# WHAT IS BEING ASKED
Can you write out all of the material below, word for word?

# INPUT ROWS
╔══
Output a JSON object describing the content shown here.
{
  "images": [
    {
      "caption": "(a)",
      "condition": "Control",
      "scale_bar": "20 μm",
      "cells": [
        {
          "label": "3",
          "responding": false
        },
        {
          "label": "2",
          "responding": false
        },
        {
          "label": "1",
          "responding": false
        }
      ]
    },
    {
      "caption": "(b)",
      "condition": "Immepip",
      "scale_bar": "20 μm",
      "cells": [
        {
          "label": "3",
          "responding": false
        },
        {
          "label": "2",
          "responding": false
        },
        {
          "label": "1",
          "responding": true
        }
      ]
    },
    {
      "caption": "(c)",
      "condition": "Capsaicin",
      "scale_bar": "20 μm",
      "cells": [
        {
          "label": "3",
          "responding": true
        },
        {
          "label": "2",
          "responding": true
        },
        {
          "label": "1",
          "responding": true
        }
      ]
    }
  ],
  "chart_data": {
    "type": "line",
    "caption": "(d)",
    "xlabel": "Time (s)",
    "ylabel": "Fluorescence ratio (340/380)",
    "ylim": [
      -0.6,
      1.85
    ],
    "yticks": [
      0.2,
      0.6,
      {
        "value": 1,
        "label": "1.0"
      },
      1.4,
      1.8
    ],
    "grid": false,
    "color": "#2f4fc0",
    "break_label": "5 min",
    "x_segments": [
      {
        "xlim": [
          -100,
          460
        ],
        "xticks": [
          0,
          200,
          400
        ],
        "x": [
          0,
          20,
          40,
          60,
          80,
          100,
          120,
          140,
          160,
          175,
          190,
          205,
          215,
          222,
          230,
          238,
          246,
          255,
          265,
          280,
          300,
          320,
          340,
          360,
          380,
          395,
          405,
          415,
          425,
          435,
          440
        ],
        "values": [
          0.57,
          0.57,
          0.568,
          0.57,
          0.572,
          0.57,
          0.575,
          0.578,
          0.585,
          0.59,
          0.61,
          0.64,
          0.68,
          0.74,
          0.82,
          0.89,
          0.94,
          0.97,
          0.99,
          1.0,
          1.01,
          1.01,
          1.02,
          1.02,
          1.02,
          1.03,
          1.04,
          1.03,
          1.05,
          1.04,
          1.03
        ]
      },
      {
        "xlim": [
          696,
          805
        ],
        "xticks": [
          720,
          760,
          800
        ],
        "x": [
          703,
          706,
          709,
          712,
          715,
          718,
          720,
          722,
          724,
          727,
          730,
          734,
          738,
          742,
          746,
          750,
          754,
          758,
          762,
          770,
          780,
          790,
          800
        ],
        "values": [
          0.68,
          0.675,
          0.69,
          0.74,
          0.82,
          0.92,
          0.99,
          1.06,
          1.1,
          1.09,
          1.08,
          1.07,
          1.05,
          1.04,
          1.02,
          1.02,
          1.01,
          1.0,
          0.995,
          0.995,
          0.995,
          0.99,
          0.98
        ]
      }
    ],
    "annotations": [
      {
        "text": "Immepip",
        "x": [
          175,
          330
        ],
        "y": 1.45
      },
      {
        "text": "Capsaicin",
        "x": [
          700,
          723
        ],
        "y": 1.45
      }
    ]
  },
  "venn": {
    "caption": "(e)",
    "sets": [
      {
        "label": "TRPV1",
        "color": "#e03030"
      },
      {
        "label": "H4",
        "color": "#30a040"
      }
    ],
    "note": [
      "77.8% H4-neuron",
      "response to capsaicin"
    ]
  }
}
╚══
# SOLUTION TO THIS EXERCISE
Output a JSON object describing the content shown here.
{
  "images": [
    {
      "caption": "(a)",
      "condition": "Control",
      "scale_bar": "20 μm",
      "cells": [
        {
          "label": "3",
          "responding": false
        },
        {
          "label": "2",
          "responding": false
        },
        {
          "label": "1",
          "responding": false
        }
      ]
    },
    {
      "caption": "(b)",
      "condition": "Immepip",
      "scale_bar": "20 μm",
      "cells": [
        {
          "label": "3",
          "responding": false
        },
        {
          "label": "2",
          "responding": false
        },
        {
          "label": "1",
          "responding": true
        }
      ]
    },
    {
      "caption": "(c)",
      "condition": "Capsaicin",
      "scale_bar": "20 μm",
      "cells": [
        {
          "label": "3",
          "responding": true
        },
        {
          "label": "2",
          "responding": true
        },
        {
          "label": "1",
          "responding": true
        }
      ]
    }
  ],
  "chart_data": {
    "type": "line",
    "caption": "(d)",
    "xlabel": "Time (s)",
    "ylabel": "Fluorescence ratio (340/380)",
    "ylim": [
      -0.6,
      1.85
    ],
    "yticks": [
      0.2,
      0.6,
      {
        "value": 1,
        "label": "1.0"
      },
      1.4,
      1.8
    ],
    "grid": false,
    "color": "#2f4fc0",
    "break_label": "5 min",
    "x_segments": [
      {
        "xlim": [
          -100,
          460
        ],
        "xticks": [
          0,
          200,
          400
        ],
        "x": [
          0,
          20,
          40,
          60,
          80,
          100,
          120,
          140,
          160,
          175,
          190,
          205,
          215,
          222,
          230,
          238,
          246,
          255,
          265,
          280,
          300,
          320,
          340,
          360,
          380,
          395,
          405,
          415,
          425,
          435,
          440
        ],
        "values": [
          0.57,
          0.57,
          0.568,
          0.57,
          0.572,
          0.57,
          0.575,
          0.578,
          0.585,
          0.59,
          0.61,
          0.64,
          0.68,
          0.74,
          0.82,
          0.89,
          0.94,
          0.97,
          0.99,
          1.0,
          1.01,
          1.01,
          1.02,
          1.02,
          1.02,
          1.03,
          1.04,
          1.03,
          1.05,
          1.04,
          1.03
        ]
      },
      {
        "xlim": [
          696,
          805
        ],
        "xticks": [
          720,
          760,
          800
        ],
        "x": [
          703,
          706,
          709,
          712,
          715,
          718,
          720,
          722,
          724,
          727,
          730,
          734,
          738,
          742,
          746,
          750,
          754,
          758,
          762,
          770,
          780,
          790,
          800
        ],
        "values": [
          0.68,
          0.675,
          0.69,
          0.74,
          0.82,
          0.92,
          0.99,
          1.06,
          1.1,
          1.09,
          1.08,
          1.07,
          1.05,
          1.04,
          1.02,
          1.02,
          1.01,
          1.0,
          0.995,
          0.995,
          0.995,
          0.99,
          0.98
        ]
      }
    ],
    "annotations": [
      {
        "text": "Immepip",
        "x": [
          175,
          330
        ],
        "y": 1.45
      },
      {
        "text": "Capsaicin",
        "x": [
          700,
          723
        ],
        "y": 1.45
      }
    ]
  },
  "venn": {
    "caption": "(e)",
    "sets": [
      {
        "label": "TRPV1",
        "color": "#e03030"
      },
      {
        "label": "H4",
        "color": "#30a040"
      }
    ],
    "note": [
      "77.8% H4-neuron",
      "response to capsaicin"
    ]
  }
}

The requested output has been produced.